> **Task statement**:
Scan the records below. List lines holding "donna".
— start of Dataset rows —
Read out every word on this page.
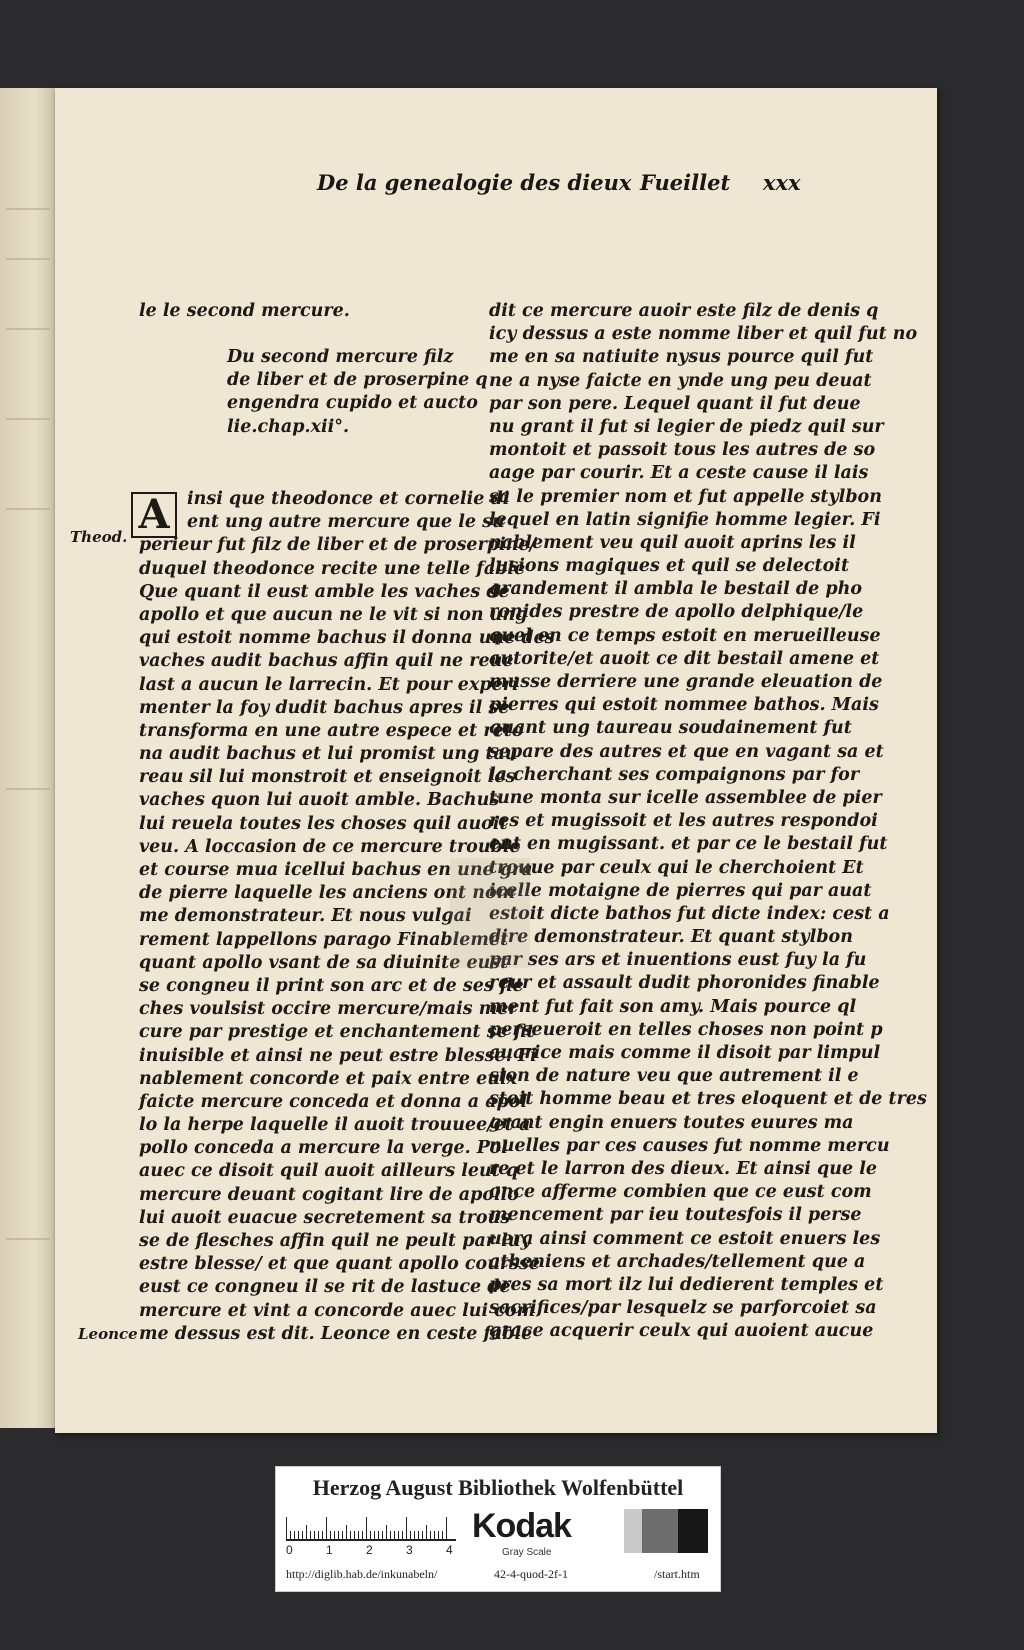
De la genealogie des dieux Fueillet xxx
le le second mercure.
Du second mercure filz
de liber et de proserpine q
engendra cupido et aucto
lie.chap.xii°.
A
Theod.
Leonce
insi que theodonce et cornelie di
ent ung autre mercure que le su
perieur fut filz de liber et de proserpine/
duquel theodonce recite une telle fable
Que quant il eust amble les vaches de
apollo et que aucun ne le vit si non ung
qui estoit nomme bachus il donna une des
vaches audit bachus affin quil ne reue
last a aucun le larrecin. Et pour experi
menter la foy dudit bachus apres il se
transforma en une autre espece et reto
na audit bachus et lui promist ung tau
reau sil lui monstroit et enseignoit les
vaches quon lui auoit amble. Bachus
lui reuela toutes les choses quil auoit
veu. A loccasion de ce mercure trouble
et course mua icellui bachus en une gra
de pierre laquelle les anciens ont nom
me demonstrateur. Et nous vulgai
rement lappellons parago Finablemet
quant apollo vsant de sa diuinite eust
se congneu il print son arc et de ses fle
ches voulsist occire mercure/mais mer
cure par prestige et enchantement se fit
inuisible et ainsi ne peut estre blesse. Fi
nablement concorde et paix entre eulx
faicte mercure conceda et donna a apol
lo la herpe laquelle il auoit trouuee/et a
pollo conceda a mercure la verge. Pol
auec ce disoit quil auoit ailleurs leut q
mercure deuant cogitant lire de apollo
lui auoit euacue secretement sa trous
se de flesches affin quil ne peult par luy
estre blesse/ et que quant apollo coursse
eust ce congneu il se rit de lastuce de
mercure et vint a concorde auec lui com
me dessus est dit. Leonce en ceste fable
dit ce mercure auoir este filz de denis q
icy dessus a este nomme liber et quil fut no
me en sa natiuite nysus pource quil fut
ne a nyse faicte en ynde ung peu deuat
par son pere. Lequel quant il fut deue
nu grant il fut si legier de piedz quil sur
montoit et passoit tous les autres de so
aage par courir. Et a ceste cause il lais
sa le premier nom et fut appelle stylbon
lequel en latin signifie homme legier. Fi
nablement veu quil auoit aprins les il
lusions magiques et quil se delectoit
grandement il ambla le bestail de pho
ronides prestre de apollo delphique/le
quel en ce temps estoit en merueilleuse
autorite/et auoit ce dit bestail amene et
musse derriere une grande eleuation de
pierres qui estoit nommee bathos. Mais
quant ung taureau soudainement fut
separe des autres et que en vagant sa et
la cherchant ses compaignons par for
tune monta sur icelle assemblee de pier
res et mugissoit et les autres respondoi
ent en mugissant. et par ce le bestail fut
trouue par ceulx qui le cherchoient Et
icelle motaigne de pierres qui par auat
estoit dicte bathos fut dicte index: cest a
dire demonstrateur. Et quant stylbon
par ses ars et inuentions eust fuy la fu
reur et assault dudit phoronides finable
ment fut fait son amy. Mais pource ql
perseueroit en telles choses non point p
auarice mais comme il disoit par limpul
sion de nature veu que autrement il e
stoit homme beau et tres eloquent et de tres
grant engin enuers toutes euures ma
nuelles par ces causes fut nomme mercu
re et le larron des dieux. Et ainsi que le
once afferme combien que ce eust com
mencement par ieu toutesfois il perse
uera ainsi comment ce estoit enuers les
atheniens et archades/tellement que a
pres sa mort ilz lui dedierent temples et
sacrifices/par lesquelz se parforcoiet sa
grace acquerir ceulx qui auoient aucue
Herzog August Bibliothek Wolfenbüttel
0	1	2	3	4
Kodak
Gray Scale
http://diglib.hab.de/inkunabeln/	42-4-quod-2f-1	/start.htm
— end of Dataset rows —
> **Written response**:
qui estoit nomme bachus il donna une des
faicte mercure conceda et donna a apol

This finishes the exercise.